→ STATED TASK
Each record below must be returned exactly as shown.

- - - - - - -

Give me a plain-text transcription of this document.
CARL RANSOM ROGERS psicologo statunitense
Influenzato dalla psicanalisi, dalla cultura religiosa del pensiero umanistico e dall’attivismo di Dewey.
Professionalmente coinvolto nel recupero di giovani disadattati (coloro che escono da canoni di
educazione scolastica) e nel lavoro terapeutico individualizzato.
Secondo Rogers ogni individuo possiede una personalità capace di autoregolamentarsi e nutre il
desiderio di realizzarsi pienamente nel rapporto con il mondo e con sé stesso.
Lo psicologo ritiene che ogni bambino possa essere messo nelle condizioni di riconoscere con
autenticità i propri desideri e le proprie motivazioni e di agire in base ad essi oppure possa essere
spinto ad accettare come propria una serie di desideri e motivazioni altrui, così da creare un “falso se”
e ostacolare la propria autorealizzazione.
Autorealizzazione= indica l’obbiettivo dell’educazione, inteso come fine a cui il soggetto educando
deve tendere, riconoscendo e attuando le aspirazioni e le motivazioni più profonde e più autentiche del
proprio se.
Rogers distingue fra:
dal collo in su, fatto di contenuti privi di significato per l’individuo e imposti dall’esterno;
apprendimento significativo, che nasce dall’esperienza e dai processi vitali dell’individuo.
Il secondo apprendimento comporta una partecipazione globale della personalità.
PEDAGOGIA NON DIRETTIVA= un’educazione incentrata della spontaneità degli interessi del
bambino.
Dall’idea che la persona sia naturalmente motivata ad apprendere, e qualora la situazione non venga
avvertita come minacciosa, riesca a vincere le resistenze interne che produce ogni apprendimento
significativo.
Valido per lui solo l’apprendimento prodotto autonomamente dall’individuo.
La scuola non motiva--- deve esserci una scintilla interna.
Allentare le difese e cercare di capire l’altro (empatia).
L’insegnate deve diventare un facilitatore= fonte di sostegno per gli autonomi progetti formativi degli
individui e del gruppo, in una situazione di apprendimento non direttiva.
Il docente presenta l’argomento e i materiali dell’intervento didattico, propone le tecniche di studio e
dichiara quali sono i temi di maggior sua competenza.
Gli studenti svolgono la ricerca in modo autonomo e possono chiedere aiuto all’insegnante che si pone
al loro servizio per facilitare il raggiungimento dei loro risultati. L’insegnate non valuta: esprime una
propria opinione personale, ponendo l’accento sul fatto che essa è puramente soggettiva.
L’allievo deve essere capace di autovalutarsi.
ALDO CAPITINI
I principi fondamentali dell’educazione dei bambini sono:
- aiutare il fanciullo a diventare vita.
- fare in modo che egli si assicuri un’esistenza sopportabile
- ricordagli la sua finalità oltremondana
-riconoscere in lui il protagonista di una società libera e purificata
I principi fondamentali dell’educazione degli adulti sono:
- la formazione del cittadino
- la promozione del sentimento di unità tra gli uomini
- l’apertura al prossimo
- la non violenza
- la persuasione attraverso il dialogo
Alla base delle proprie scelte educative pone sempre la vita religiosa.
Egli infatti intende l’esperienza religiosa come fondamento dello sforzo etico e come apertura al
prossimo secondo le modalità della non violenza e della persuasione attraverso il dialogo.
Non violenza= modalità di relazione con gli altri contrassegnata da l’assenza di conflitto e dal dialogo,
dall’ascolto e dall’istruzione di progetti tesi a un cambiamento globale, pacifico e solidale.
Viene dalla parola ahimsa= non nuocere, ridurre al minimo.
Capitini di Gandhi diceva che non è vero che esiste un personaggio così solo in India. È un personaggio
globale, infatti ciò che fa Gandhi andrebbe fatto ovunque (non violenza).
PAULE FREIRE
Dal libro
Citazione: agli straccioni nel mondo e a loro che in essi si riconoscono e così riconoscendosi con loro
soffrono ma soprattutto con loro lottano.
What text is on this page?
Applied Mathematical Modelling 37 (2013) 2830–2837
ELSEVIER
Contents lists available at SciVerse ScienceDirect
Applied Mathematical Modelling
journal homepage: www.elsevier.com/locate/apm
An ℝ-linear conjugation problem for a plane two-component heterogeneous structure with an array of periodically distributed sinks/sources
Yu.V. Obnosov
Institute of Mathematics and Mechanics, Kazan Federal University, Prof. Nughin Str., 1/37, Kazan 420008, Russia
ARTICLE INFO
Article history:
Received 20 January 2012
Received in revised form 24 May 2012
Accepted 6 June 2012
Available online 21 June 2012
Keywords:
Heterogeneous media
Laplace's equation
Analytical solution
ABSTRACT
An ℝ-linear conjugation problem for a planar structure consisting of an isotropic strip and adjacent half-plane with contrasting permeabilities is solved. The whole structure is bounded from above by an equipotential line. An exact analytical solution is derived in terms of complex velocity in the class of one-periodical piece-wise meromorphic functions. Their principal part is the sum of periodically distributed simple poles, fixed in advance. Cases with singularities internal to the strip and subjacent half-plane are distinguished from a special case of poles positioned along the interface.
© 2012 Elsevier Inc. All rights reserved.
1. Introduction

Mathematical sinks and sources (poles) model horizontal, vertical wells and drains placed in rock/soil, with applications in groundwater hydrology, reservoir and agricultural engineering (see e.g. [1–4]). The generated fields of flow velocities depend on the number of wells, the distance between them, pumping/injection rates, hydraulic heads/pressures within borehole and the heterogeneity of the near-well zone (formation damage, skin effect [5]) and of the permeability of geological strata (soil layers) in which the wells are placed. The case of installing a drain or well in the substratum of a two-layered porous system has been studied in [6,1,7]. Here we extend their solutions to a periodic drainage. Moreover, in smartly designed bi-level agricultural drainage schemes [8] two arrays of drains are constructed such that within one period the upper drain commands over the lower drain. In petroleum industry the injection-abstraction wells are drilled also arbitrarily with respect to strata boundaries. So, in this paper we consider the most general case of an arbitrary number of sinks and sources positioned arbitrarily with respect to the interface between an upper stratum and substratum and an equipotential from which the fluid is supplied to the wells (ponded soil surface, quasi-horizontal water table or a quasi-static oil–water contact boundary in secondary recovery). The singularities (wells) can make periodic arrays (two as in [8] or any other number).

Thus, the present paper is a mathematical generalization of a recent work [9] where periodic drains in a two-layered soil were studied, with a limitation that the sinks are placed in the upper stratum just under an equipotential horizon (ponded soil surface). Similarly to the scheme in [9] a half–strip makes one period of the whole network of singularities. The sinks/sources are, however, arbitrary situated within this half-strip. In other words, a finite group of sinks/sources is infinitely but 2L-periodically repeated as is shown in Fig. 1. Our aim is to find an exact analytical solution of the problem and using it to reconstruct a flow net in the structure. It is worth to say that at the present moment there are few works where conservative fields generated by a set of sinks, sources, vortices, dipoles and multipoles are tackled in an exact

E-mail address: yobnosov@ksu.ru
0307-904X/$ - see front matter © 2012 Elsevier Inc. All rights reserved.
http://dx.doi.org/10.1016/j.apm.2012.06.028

- - - - - - -

→ PROBLEM SOLUTION
Give me a plain-text transcription of this document.
CARL RANSOM ROGERS psicologo statunitense
Influenzato dalla psicanalisi, dalla cultura religiosa del pensiero umanistico e dall’attivismo di Dewey.
Professionalmente coinvolto nel recupero di giovani disadattati (coloro che escono da canoni di
educazione scolastica) e nel lavoro terapeutico individualizzato.
Secondo Rogers ogni individuo possiede una personalità capace di autoregolamentarsi e nutre il
desiderio di realizzarsi pienamente nel rapporto con il mondo e con sé stesso.
Lo psicologo ritiene che ogni bambino possa essere messo nelle condizioni di riconoscere con
autenticità i propri desideri e le proprie motivazioni e di agire in base ad essi oppure possa essere
spinto ad accettare come propria una serie di desideri e motivazioni altrui, così da creare un “falso se”
e ostacolare la propria autorealizzazione.
Autorealizzazione= indica l’obbiettivo dell’educazione, inteso come fine a cui il soggetto educando
deve tendere, riconoscendo e attuando le aspirazioni e le motivazioni più profonde e più autentiche del
proprio se.
Rogers distingue fra:
dal collo in su, fatto di contenuti privi di significato per l’individuo e imposti dall’esterno;
apprendimento significativo, che nasce dall’esperienza e dai processi vitali dell’individuo.
Il secondo apprendimento comporta una partecipazione globale della personalità.
PEDAGOGIA NON DIRETTIVA= un’educazione incentrata della spontaneità degli interessi del
bambino.
Dall’idea che la persona sia naturalmente motivata ad apprendere, e qualora la situazione non venga
avvertita come minacciosa, riesca a vincere le resistenze interne che produce ogni apprendimento
significativo.
Valido per lui solo l’apprendimento prodotto autonomamente dall’individuo.
La scuola non motiva--- deve esserci una scintilla interna.
Allentare le difese e cercare di capire l’altro (empatia).
L’insegnate deve diventare un facilitatore= fonte di sostegno per gli autonomi progetti formativi degli
individui e del gruppo, in una situazione di apprendimento non direttiva.
Il docente presenta l’argomento e i materiali dell’intervento didattico, propone le tecniche di studio e
dichiara quali sono i temi di maggior sua competenza.
Gli studenti svolgono la ricerca in modo autonomo e possono chiedere aiuto all’insegnante che si pone
al loro servizio per facilitare il raggiungimento dei loro risultati. L’insegnate non valuta: esprime una
propria opinione personale, ponendo l’accento sul fatto che essa è puramente soggettiva.
L’allievo deve essere capace di autovalutarsi.
ALDO CAPITINI
I principi fondamentali dell’educazione dei bambini sono:
- aiutare il fanciullo a diventare vita.
- fare in modo che egli si assicuri un’esistenza sopportabile
- ricordagli la sua finalità oltremondana
-riconoscere in lui il protagonista di una società libera e purificata
I principi fondamentali dell’educazione degli adulti sono:
- la formazione del cittadino
- la promozione del sentimento di unità tra gli uomini
- l’apertura al prossimo
- la non violenza
- la persuasione attraverso il dialogo
Alla base delle proprie scelte educative pone sempre la vita religiosa.
Egli infatti intende l’esperienza religiosa come fondamento dello sforzo etico e come apertura al
prossimo secondo le modalità della non violenza e della persuasione attraverso il dialogo.
Non violenza= modalità di relazione con gli altri contrassegnata da l’assenza di conflitto e dal dialogo,
dall’ascolto e dall’istruzione di progetti tesi a un cambiamento globale, pacifico e solidale.
Viene dalla parola ahimsa= non nuocere, ridurre al minimo.
Capitini di Gandhi diceva che non è vero che esiste un personaggio così solo in India. È un personaggio
globale, infatti ciò che fa Gandhi andrebbe fatto ovunque (non violenza).
PAULE FREIRE
Dal libro
Citazione: agli straccioni nel mondo e a loro che in essi si riconoscono e così riconoscendosi con loro
soffrono ma soprattutto con loro lottano.
What text is on this page?
Applied Mathematical Modelling 37 (2013) 2830–2837
ELSEVIER
Contents lists available at SciVerse ScienceDirect
Applied Mathematical Modelling
journal homepage: www.elsevier.com/locate/apm
An ℝ-linear conjugation problem for a plane two-component heterogeneous structure with an array of periodically distributed sinks/sources
Yu.V. Obnosov
Institute of Mathematics and Mechanics, Kazan Federal University, Prof. Nughin Str., 1/37, Kazan 420008, Russia
ARTICLE INFO
Article history:
Received 20 January 2012
Received in revised form 24 May 2012
Accepted 6 June 2012
Available online 21 June 2012
Keywords:
Heterogeneous media
Laplace's equation
Analytical solution
ABSTRACT
An ℝ-linear conjugation problem for a planar structure consisting of an isotropic strip and adjacent half-plane with contrasting permeabilities is solved. The whole structure is bounded from above by an equipotential line. An exact analytical solution is derived in terms of complex velocity in the class of one-periodical piece-wise meromorphic functions. Their principal part is the sum of periodically distributed simple poles, fixed in advance. Cases with singularities internal to the strip and subjacent half-plane are distinguished from a special case of poles positioned along the interface.
© 2012 Elsevier Inc. All rights reserved.
1. Introduction

Mathematical sinks and sources (poles) model horizontal, vertical wells and drains placed in rock/soil, with applications in groundwater hydrology, reservoir and agricultural engineering (see e.g. [1–4]). The generated fields of flow velocities depend on the number of wells, the distance between them, pumping/injection rates, hydraulic heads/pressures within borehole and the heterogeneity of the near-well zone (formation damage, skin effect [5]) and of the permeability of geological strata (soil layers) in which the wells are placed. The case of installing a drain or well in the substratum of a two-layered porous system has been studied in [6,1,7]. Here we extend their solutions to a periodic drainage. Moreover, in smartly designed bi-level agricultural drainage schemes [8] two arrays of drains are constructed such that within one period the upper drain commands over the lower drain. In petroleum industry the injection-abstraction wells are drilled also arbitrarily with respect to strata boundaries. So, in this paper we consider the most general case of an arbitrary number of sinks and sources positioned arbitrarily with respect to the interface between an upper stratum and substratum and an equipotential from which the fluid is supplied to the wells (ponded soil surface, quasi-horizontal water table or a quasi-static oil–water contact boundary in secondary recovery). The singularities (wells) can make periodic arrays (two as in [8] or any other number).

Thus, the present paper is a mathematical generalization of a recent work [9] where periodic drains in a two-layered soil were studied, with a limitation that the sinks are placed in the upper stratum just under an equipotential horizon (ponded soil surface). Similarly to the scheme in [9] a half–strip makes one period of the whole network of singularities. The sinks/sources are, however, arbitrary situated within this half-strip. In other words, a finite group of sinks/sources is infinitely but 2L-periodically repeated as is shown in Fig. 1. Our aim is to find an exact analytical solution of the problem and using it to reconstruct a flow net in the structure. It is worth to say that at the present moment there are few works where conservative fields generated by a set of sinks, sources, vortices, dipoles and multipoles are tackled in an exact

E-mail address: yobnosov@ksu.ru
0307-904X/$ - see front matter © 2012 Elsevier Inc. All rights reserved.
http://dx.doi.org/10.1016/j.apm.2012.06.028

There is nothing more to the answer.